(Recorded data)
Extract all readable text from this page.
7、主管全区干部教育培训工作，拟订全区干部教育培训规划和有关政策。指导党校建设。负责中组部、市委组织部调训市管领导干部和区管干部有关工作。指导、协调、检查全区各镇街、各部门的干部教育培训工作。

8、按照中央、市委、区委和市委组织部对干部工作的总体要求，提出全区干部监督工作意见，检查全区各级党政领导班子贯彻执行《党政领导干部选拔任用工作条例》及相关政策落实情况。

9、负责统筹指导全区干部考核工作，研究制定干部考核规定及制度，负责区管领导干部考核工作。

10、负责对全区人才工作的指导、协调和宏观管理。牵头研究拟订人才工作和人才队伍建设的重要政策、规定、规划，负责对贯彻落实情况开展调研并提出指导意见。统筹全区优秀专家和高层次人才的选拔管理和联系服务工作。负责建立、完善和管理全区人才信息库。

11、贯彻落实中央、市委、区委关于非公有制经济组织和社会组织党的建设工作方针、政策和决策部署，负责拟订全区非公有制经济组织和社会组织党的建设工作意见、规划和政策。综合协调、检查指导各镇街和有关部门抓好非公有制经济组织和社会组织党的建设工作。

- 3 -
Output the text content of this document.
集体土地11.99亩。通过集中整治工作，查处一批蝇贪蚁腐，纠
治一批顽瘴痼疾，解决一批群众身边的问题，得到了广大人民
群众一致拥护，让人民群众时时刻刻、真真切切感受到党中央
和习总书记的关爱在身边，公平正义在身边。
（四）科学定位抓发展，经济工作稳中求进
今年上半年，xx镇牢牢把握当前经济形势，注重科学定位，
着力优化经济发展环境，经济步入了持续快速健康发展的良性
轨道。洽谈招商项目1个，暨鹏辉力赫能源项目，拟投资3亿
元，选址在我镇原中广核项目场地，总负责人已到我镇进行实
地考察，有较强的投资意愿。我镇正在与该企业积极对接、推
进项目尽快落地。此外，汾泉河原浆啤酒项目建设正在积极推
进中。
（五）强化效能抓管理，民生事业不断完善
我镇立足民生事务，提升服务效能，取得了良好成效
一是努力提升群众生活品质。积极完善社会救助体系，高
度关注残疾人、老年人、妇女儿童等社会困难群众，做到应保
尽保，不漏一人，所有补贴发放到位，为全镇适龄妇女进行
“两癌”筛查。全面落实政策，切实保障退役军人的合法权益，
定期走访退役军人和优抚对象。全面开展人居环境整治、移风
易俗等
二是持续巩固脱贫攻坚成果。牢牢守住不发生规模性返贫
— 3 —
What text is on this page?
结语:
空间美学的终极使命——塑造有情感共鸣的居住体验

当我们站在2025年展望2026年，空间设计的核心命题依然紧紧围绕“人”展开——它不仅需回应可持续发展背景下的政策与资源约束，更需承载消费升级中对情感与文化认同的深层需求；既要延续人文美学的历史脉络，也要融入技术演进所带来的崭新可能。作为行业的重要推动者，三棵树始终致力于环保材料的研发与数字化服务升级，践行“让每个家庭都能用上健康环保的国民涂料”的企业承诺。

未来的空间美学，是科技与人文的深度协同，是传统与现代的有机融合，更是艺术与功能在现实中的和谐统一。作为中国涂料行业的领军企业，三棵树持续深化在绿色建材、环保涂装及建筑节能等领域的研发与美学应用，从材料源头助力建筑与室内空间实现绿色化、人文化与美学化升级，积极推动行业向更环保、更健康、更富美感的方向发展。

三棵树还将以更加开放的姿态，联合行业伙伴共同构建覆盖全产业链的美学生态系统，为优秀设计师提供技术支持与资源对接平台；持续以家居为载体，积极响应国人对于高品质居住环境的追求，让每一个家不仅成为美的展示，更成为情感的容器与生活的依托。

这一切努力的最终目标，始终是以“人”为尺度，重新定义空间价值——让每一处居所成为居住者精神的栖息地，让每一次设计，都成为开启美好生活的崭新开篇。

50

▶ _WHAT THE TASK REQUIRES_
Output every entry shown above, exactly.

▶ _FINISHED TASK_
Extract all readable text from this page.
7、主管全区干部教育培训工作，拟订全区干部教育培训规划和有关政策。指导党校建设。负责中组部、市委组织部调训市管领导干部和区管干部有关工作。指导、协调、检查全区各镇街、各部门的干部教育培训工作。

8、按照中央、市委、区委和市委组织部对干部工作的总体要求，提出全区干部监督工作意见，检查全区各级党政领导班子贯彻执行《党政领导干部选拔任用工作条例》及相关政策落实情况。

9、负责统筹指导全区干部考核工作，研究制定干部考核规定及制度，负责区管领导干部考核工作。

10、负责对全区人才工作的指导、协调和宏观管理。牵头研究拟订人才工作和人才队伍建设的重要政策、规定、规划，负责对贯彻落实情况开展调研并提出指导意见。统筹全区优秀专家和高层次人才的选拔管理和联系服务工作。负责建立、完善和管理全区人才信息库。

11、贯彻落实中央、市委、区委关于非公有制经济组织和社会组织党的建设工作方针、政策和决策部署，负责拟订全区非公有制经济组织和社会组织党的建设工作意见、规划和政策。综合协调、检查指导各镇街和有关部门抓好非公有制经济组织和社会组织党的建设工作。

- 3 -
Output the text content of this document.
集体土地11.99亩。通过集中整治工作，查处一批蝇贪蚁腐，纠
治一批顽瘴痼疾，解决一批群众身边的问题，得到了广大人民
群众一致拥护，让人民群众时时刻刻、真真切切感受到党中央
和习总书记的关爱在身边，公平正义在身边。
（四）科学定位抓发展，经济工作稳中求进
今年上半年，xx镇牢牢把握当前经济形势，注重科学定位，
着力优化经济发展环境，经济步入了持续快速健康发展的良性
轨道。洽谈招商项目1个，暨鹏辉力赫能源项目，拟投资3亿
元，选址在我镇原中广核项目场地，总负责人已到我镇进行实
地考察，有较强的投资意愿。我镇正在与该企业积极对接、推
进项目尽快落地。此外，汾泉河原浆啤酒项目建设正在积极推
进中。
（五）强化效能抓管理，民生事业不断完善
我镇立足民生事务，提升服务效能，取得了良好成效
一是努力提升群众生活品质。积极完善社会救助体系，高
度关注残疾人、老年人、妇女儿童等社会困难群众，做到应保
尽保，不漏一人，所有补贴发放到位，为全镇适龄妇女进行
“两癌”筛查。全面落实政策，切实保障退役军人的合法权益，
定期走访退役军人和优抚对象。全面开展人居环境整治、移风
易俗等
二是持续巩固脱贫攻坚成果。牢牢守住不发生规模性返贫
— 3 —
What text is on this page?
结语:
空间美学的终极使命——塑造有情感共鸣的居住体验

当我们站在2025年展望2026年，空间设计的核心命题依然紧紧围绕“人”展开——它不仅需回应可持续发展背景下的政策与资源约束，更需承载消费升级中对情感与文化认同的深层需求；既要延续人文美学的历史脉络，也要融入技术演进所带来的崭新可能。作为行业的重要推动者，三棵树始终致力于环保材料的研发与数字化服务升级，践行“让每个家庭都能用上健康环保的国民涂料”的企业承诺。

未来的空间美学，是科技与人文的深度协同，是传统与现代的有机融合，更是艺术与功能在现实中的和谐统一。作为中国涂料行业的领军企业，三棵树持续深化在绿色建材、环保涂装及建筑节能等领域的研发与美学应用，从材料源头助力建筑与室内空间实现绿色化、人文化与美学化升级，积极推动行业向更环保、更健康、更富美感的方向发展。

三棵树还将以更加开放的姿态，联合行业伙伴共同构建覆盖全产业链的美学生态系统，为优秀设计师提供技术支持与资源对接平台；持续以家居为载体，积极响应国人对于高品质居住环境的追求，让每一个家不仅成为美的展示，更成为情感的容器与生活的依托。

这一切努力的最终目标，始终是以“人”为尺度，重新定义空间价值——让每一处居所成为居住者精神的栖息地，让每一次设计，都成为开启美好生活的崭新开篇。

50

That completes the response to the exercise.